Objective: How many lines of the records hold the string "cuenta"? Reply with the number alone.

(Data entries)
-------------------------
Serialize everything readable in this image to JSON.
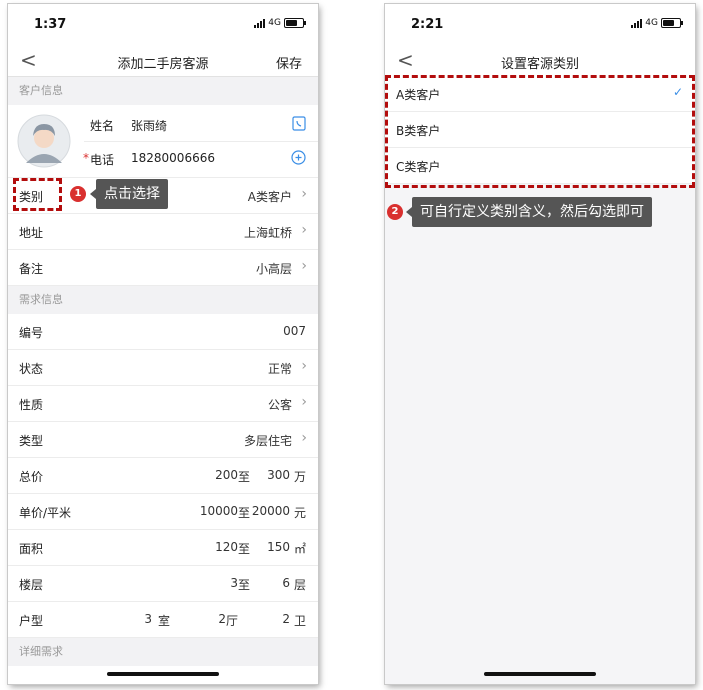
{
  "left": {
    "status": {
      "time": "1:37",
      "network": "4G"
    },
    "nav": {
      "back": "<",
      "title": "添加二手房客源",
      "action": "保存"
    },
    "section_customer": "客户信息",
    "customer": {
      "name_label": "姓名",
      "name_value": "张雨绮",
      "phone_required": "*",
      "phone_label": "电话",
      "phone_value": "18280006666"
    },
    "rows1": [
      {
        "label": "类别",
        "value": "A类客户"
      },
      {
        "label": "地址",
        "value": "上海虹桥"
      },
      {
        "label": "备注",
        "value": "小高层"
      }
    ],
    "section_demand": "需求信息",
    "number": {
      "label": "编号",
      "value": "007"
    },
    "status_row": {
      "label": "状态",
      "value": "正常"
    },
    "nature": {
      "label": "性质",
      "value": "公客"
    },
    "type": {
      "label": "类型",
      "value": "多层住宅"
    },
    "total": {
      "label": "总价",
      "from": "200",
      "to_word": "至",
      "to": "300",
      "unit": "万"
    },
    "unit_price": {
      "label": "单价/平米",
      "from": "10000",
      "to_word": "至",
      "to": "20000",
      "unit": "元"
    },
    "area": {
      "label": "面积",
      "from": "120",
      "to_word": "至",
      "to": "150",
      "unit": "㎡"
    },
    "floor": {
      "label": "楼层",
      "from": "3",
      "to_word": "至",
      "to": "6",
      "unit": "层"
    },
    "layout": {
      "label": "户型",
      "rooms": "3",
      "rooms_unit": "室",
      "halls": "2",
      "halls_unit": "厅",
      "baths": "2",
      "baths_unit": "卫"
    },
    "section_detail": "详细需求",
    "callout": {
      "num": "1",
      "text": "点击选择"
    }
  },
  "right": {
    "status": {
      "time": "2:21",
      "network": "4G"
    },
    "nav": {
      "back": "<",
      "title": "设置客源类别"
    },
    "options": [
      {
        "label": "A类客户",
        "check": "✓"
      },
      {
        "label": "B类客户"
      },
      {
        "label": "C类客户"
      }
    ],
    "callout": {
      "num": "2",
      "text": "可自行定义类别含义，然后勾选即可"
    }
  },
  "colors": {
    "annotation_red": "#b30d0d",
    "badge_red": "#d9302f",
    "callout_bg": "#555555",
    "accent_blue": "#3a8ee6"
  },
  "icons": {
    "contact": "contact-book-icon",
    "add": "plus-circle-icon",
    "chevron": "chevron-right-icon",
    "check": "checkmark-icon"
  }
}
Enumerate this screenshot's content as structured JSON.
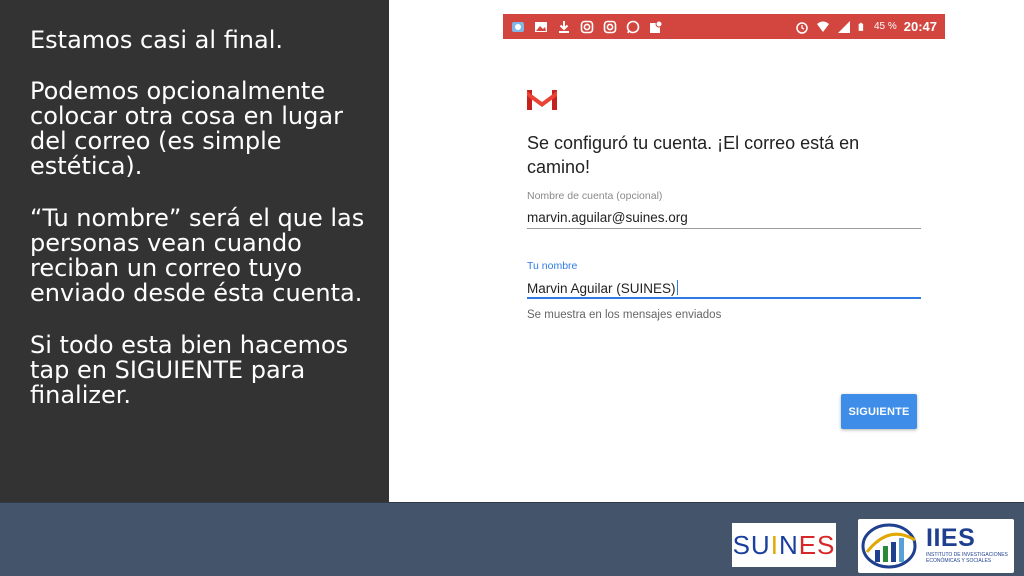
{
  "slide": {
    "paragraphs": [
      "Estamos casi al final.",
      "Podemos opcionalmente colocar otra cosa en lugar del correo (es simple estética).",
      "“Tu nombre” será el que las personas vean cuando reciban un correo tuyo enviado desde ésta cuenta.",
      "Si todo esta bien hacemos tap en SIGUIENTE para finalizer."
    ]
  },
  "statusbar": {
    "battery": "45 %",
    "time": "20:47",
    "color": "#d2463f",
    "icons_left": [
      "weather-icon",
      "gallery-icon",
      "download-icon",
      "instagram-icon",
      "instagram-icon",
      "whatsapp-icon",
      "maps-icon"
    ],
    "icons_right": [
      "alarm-icon",
      "wifi-icon",
      "signal-icon",
      "battery-icon"
    ]
  },
  "setup": {
    "heading": "Se configuró tu cuenta. ¡El correo está en camino!",
    "account_name_label": "Nombre de cuenta (opcional)",
    "account_name_value": "marvin.aguilar@suines.org",
    "your_name_label": "Tu nombre",
    "your_name_value": "Marvin Aguilar (SUINES)",
    "helper_text": "Se muestra en los mensajes enviados",
    "next_button": "SIGUIENTE",
    "accent_color": "#3d8de9"
  },
  "footer": {
    "logo_suines": {
      "part1": "SU",
      "part2": "N",
      "part3": "ES"
    },
    "logo_iies": {
      "name": "IIES",
      "subtitle": "INSTITUTO DE INVESTIGACIONES ECONÓMICAS Y SOCIALES"
    }
  }
}
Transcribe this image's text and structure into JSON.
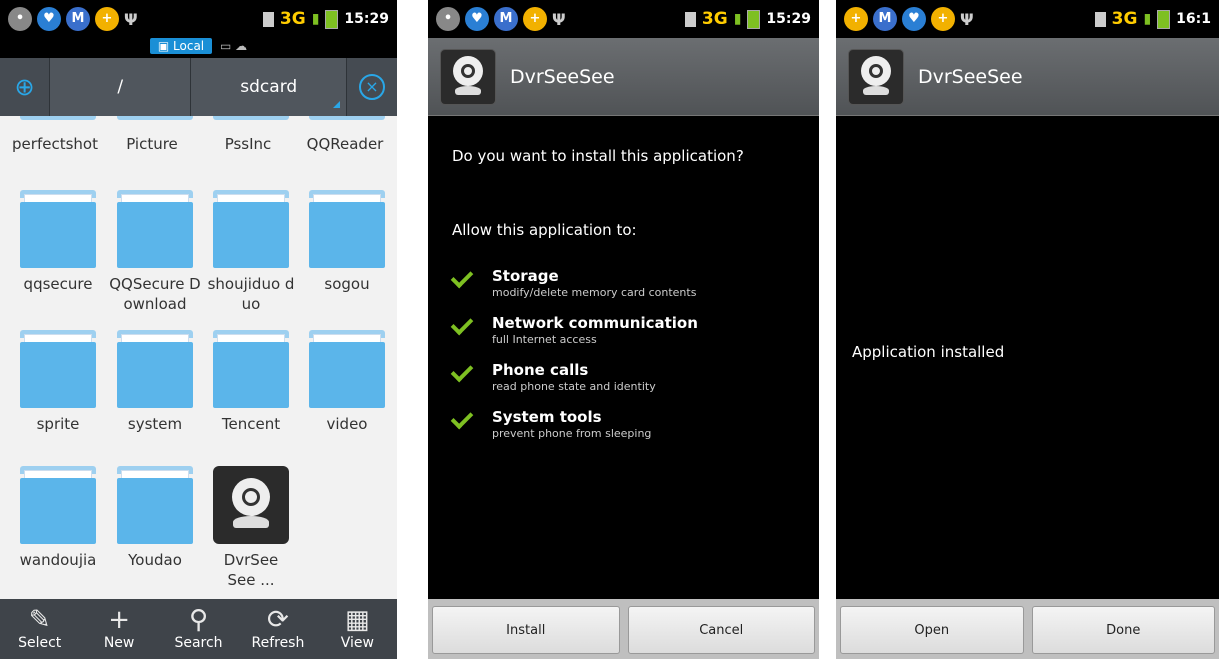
{
  "colors": {
    "accent_blue": "#29a7e8",
    "folder_blue": "#5bb5ea",
    "check_green": "#7ec022",
    "network_yellow": "#ffcc00"
  },
  "screen1": {
    "status": {
      "network": "3G",
      "time": "15:29"
    },
    "location_tab": "Local",
    "path": {
      "root": "/",
      "current": "sdcard"
    },
    "items": [
      {
        "name": "perfectshot",
        "kind": "folder"
      },
      {
        "name": "Picture",
        "kind": "folder"
      },
      {
        "name": "PssInc",
        "kind": "folder"
      },
      {
        "name": "QQReader",
        "kind": "folder"
      },
      {
        "name": "qqsecure",
        "kind": "folder"
      },
      {
        "name": "QQSecure Download",
        "kind": "folder"
      },
      {
        "name": "shoujiduo duo",
        "kind": "folder"
      },
      {
        "name": "sogou",
        "kind": "folder"
      },
      {
        "name": "sprite",
        "kind": "folder"
      },
      {
        "name": "system",
        "kind": "folder"
      },
      {
        "name": "Tencent",
        "kind": "folder"
      },
      {
        "name": "video",
        "kind": "folder"
      },
      {
        "name": "wandoujia",
        "kind": "folder"
      },
      {
        "name": "Youdao",
        "kind": "folder"
      },
      {
        "name": "DvrSeeSee ...",
        "kind": "apk"
      }
    ],
    "toolbar": [
      {
        "label": "Select",
        "icon": "select-icon"
      },
      {
        "label": "New",
        "icon": "plus-icon"
      },
      {
        "label": "Search",
        "icon": "search-icon"
      },
      {
        "label": "Refresh",
        "icon": "refresh-icon"
      },
      {
        "label": "View",
        "icon": "grid-view-icon"
      }
    ]
  },
  "screen2": {
    "status": {
      "network": "3G",
      "time": "15:29"
    },
    "title": "DvrSeeSee",
    "question": "Do you want to install this application?",
    "allow_heading": "Allow this application to:",
    "permissions": [
      {
        "title": "Storage",
        "desc": "modify/delete memory card contents"
      },
      {
        "title": "Network communication",
        "desc": "full Internet access"
      },
      {
        "title": "Phone calls",
        "desc": "read phone state and identity"
      },
      {
        "title": "System tools",
        "desc": "prevent phone from sleeping"
      }
    ],
    "buttons": {
      "install": "Install",
      "cancel": "Cancel"
    }
  },
  "screen3": {
    "status": {
      "network": "3G",
      "time": "16:1"
    },
    "title": "DvrSeeSee",
    "message": "Application installed",
    "buttons": {
      "open": "Open",
      "done": "Done"
    }
  }
}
-------------------------
Solution to the problem: 3